**What to do:** Transcribe the whole listing below without changing a word, but leave out every image.

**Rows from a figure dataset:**
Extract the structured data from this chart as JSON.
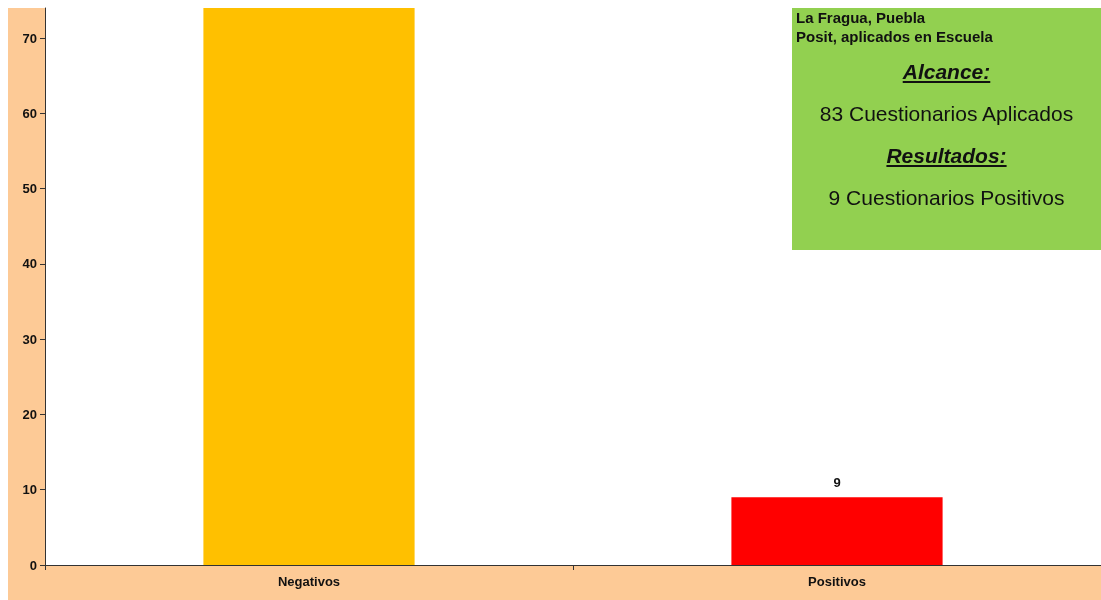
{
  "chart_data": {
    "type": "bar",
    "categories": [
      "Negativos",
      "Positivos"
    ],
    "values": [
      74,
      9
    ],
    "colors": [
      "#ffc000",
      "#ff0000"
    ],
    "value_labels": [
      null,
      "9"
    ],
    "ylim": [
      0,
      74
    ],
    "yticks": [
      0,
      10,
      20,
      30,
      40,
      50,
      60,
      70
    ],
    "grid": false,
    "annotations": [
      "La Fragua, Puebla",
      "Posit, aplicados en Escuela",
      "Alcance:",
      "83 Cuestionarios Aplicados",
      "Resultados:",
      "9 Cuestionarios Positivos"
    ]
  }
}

**Full solution:**
Extract the structured data from this chart as JSON.
{
  "chart_data": {
    "type": "bar",
    "categories": [
      "Negativos",
      "Positivos"
    ],
    "values": [
      74,
      9
    ],
    "colors": [
      "#ffc000",
      "#ff0000"
    ],
    "value_labels": [
      null,
      "9"
    ],
    "ylim": [
      0,
      74
    ],
    "yticks": [
      0,
      10,
      20,
      30,
      40,
      50,
      60,
      70
    ],
    "grid": false,
    "annotations": [
      "La Fragua, Puebla",
      "Posit, aplicados en Escuela",
      "Alcance:",
      "83 Cuestionarios Aplicados",
      "Resultados:",
      "9 Cuestionarios Positivos"
    ]
  }
}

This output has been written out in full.